§ **EXERCISE**: Pick out each line containing the string "Public".

§ **Dataset items**:
┄┄┄┄┄┄┄┄┄┄┄┄┄┄┄┄┄┄┄┄

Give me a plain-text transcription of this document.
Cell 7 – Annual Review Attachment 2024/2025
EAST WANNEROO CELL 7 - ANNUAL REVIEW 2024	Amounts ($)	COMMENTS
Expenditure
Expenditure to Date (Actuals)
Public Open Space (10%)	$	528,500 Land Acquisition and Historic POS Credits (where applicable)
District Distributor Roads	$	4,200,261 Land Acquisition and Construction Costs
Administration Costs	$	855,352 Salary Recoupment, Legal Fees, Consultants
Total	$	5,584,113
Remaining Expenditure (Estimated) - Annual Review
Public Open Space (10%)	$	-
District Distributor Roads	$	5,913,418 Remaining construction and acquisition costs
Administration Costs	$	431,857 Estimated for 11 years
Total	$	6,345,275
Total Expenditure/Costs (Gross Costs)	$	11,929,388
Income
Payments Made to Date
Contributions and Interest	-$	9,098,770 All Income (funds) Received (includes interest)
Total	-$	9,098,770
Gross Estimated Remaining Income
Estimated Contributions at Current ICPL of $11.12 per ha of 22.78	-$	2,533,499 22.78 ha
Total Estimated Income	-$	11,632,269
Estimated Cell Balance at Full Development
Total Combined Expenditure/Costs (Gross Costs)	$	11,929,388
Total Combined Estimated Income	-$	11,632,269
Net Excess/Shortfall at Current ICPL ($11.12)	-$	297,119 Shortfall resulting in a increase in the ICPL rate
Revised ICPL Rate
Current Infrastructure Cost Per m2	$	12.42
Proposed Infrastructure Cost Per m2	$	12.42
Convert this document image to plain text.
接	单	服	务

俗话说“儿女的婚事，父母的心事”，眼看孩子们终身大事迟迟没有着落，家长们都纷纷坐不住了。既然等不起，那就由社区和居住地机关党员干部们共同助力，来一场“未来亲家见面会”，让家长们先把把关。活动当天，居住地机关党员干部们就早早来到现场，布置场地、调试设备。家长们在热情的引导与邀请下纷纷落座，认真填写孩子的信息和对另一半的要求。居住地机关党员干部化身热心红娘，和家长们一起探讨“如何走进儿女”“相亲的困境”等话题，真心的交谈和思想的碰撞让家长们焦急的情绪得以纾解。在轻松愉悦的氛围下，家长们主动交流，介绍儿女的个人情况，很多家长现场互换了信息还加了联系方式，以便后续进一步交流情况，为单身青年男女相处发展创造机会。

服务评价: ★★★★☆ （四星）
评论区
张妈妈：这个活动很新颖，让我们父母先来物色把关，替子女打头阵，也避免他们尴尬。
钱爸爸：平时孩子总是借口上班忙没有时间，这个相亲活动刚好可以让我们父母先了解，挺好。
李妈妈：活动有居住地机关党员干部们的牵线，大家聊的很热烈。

┄┄┄┄┄┄┄┄┄┄┄┄┄┄┄┄┄┄┄┄

§ **RESULT OF THE TASK**:
Public Open Space (10%)	$	528,500 Land Acquisition and Historic POS Credits (where applicable)
Public Open Space (10%)	$	-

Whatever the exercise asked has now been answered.